● **Objective**:
Pull every line containing the word "warehouse" from the records.

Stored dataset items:
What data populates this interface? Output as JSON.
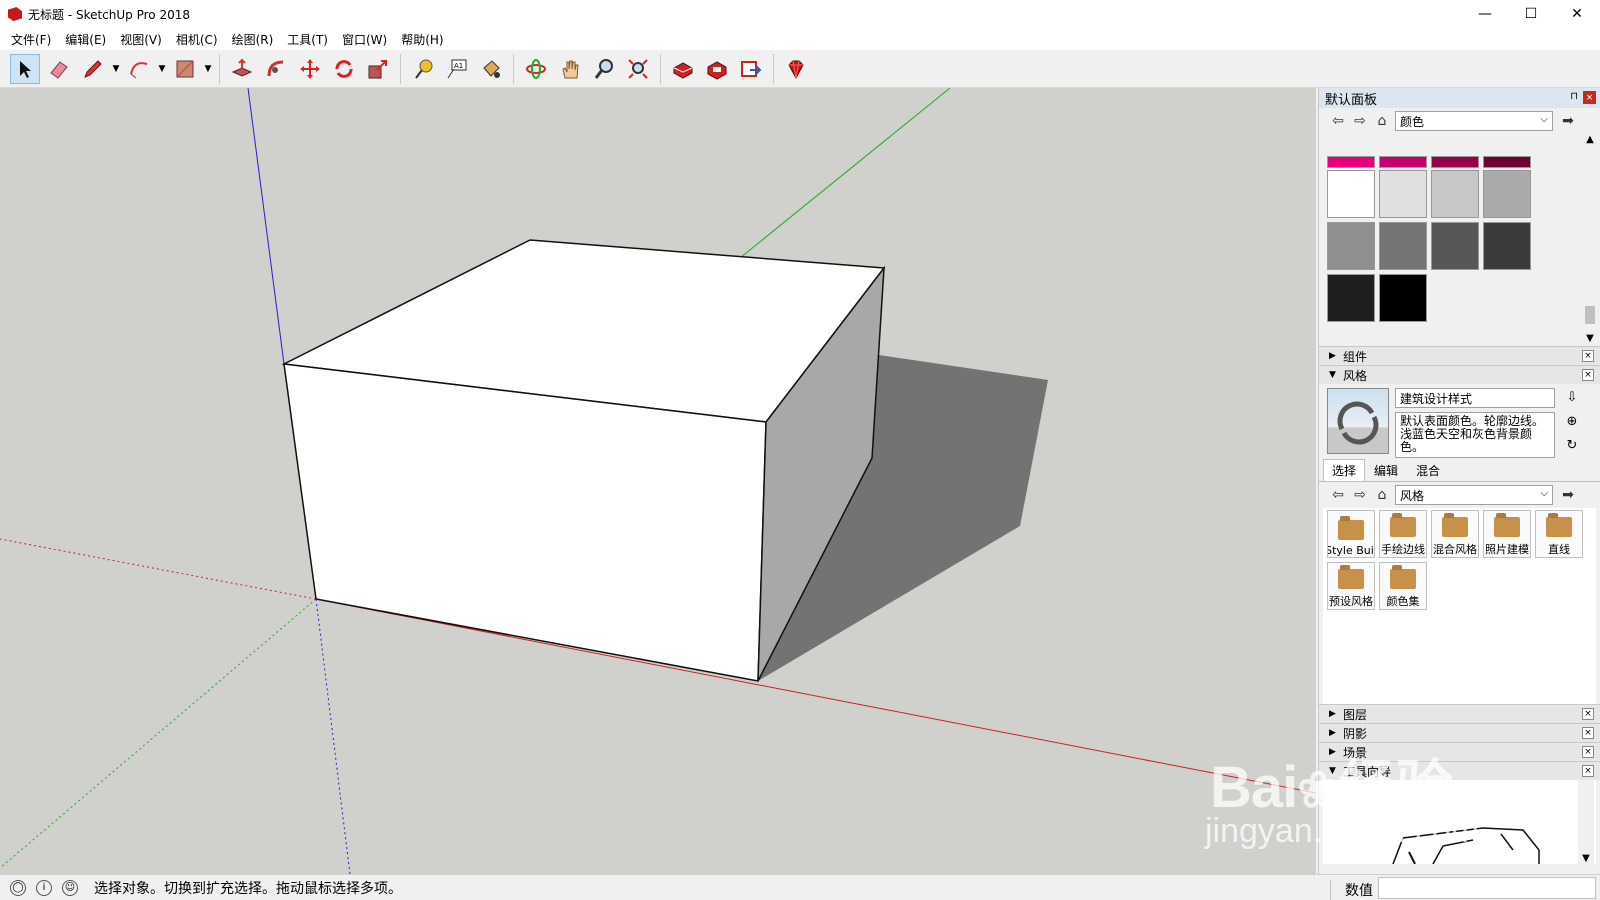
{
  "window": {
    "title": "无标题 - SketchUp Pro 2018",
    "minimize": "—",
    "maximize": "☐",
    "close": "✕"
  },
  "menu": [
    "文件(F)",
    "编辑(E)",
    "视图(V)",
    "相机(C)",
    "绘图(R)",
    "工具(T)",
    "窗口(W)",
    "帮助(H)"
  ],
  "toolbar": {
    "icons": [
      "select-icon",
      "eraser-icon",
      "pencil-icon",
      "arc-icon",
      "rectangle-icon",
      "push-pull-icon",
      "follow-me-icon",
      "move-icon",
      "rotate-icon",
      "scale-icon",
      "tape-measure-icon",
      "text-icon",
      "paint-bucket-icon",
      "orbit-icon",
      "pan-icon",
      "zoom-icon",
      "zoom-extents-icon",
      "warehouse-icon",
      "extension-warehouse-icon",
      "send-to-layout-icon",
      "ruby-icon"
    ]
  },
  "tray": {
    "title": "默认面板",
    "pin": "⊓",
    "close": "×",
    "materials": {
      "dropdown": "颜色",
      "colors": {
        "row0": [
          "#e6007e",
          "#c3006b",
          "#960049",
          "#6b0033"
        ],
        "row1": [
          "#ffffff",
          "#e0e0e0",
          "#c7c7c7",
          "#aaaaaa"
        ],
        "row2": [
          "#8f8f8f",
          "#747474",
          "#575757",
          "#3b3b3b"
        ],
        "row3": [
          "#1e1e1e",
          "#000000"
        ]
      }
    },
    "sections": {
      "components": "组件",
      "styles": "风格",
      "layers": "图层",
      "shadows": "阴影",
      "scenes": "场景",
      "instructor": "工具向导"
    },
    "style": {
      "name": "建筑设计样式",
      "description": "默认表面颜色。轮廓边线。浅蓝色天空和灰色背景颜色。",
      "tabs": [
        "选择",
        "编辑",
        "混合"
      ],
      "dropdown": "风格",
      "tiles": [
        "Style Buil",
        "手绘边线",
        "混合风格",
        "照片建模",
        "直线",
        "预设风格",
        "颜色集"
      ]
    }
  },
  "status": {
    "message": "选择对象。切换到扩充选择。拖动鼠标选择多项。",
    "value_label": "数值",
    "value": ""
  },
  "watermark": {
    "line1": "Bai",
    "line1b": "经验",
    "line2": "jingyan.baidu.com"
  }
}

● **Output below**:
      "warehouse-icon",
      "extension-warehouse-icon",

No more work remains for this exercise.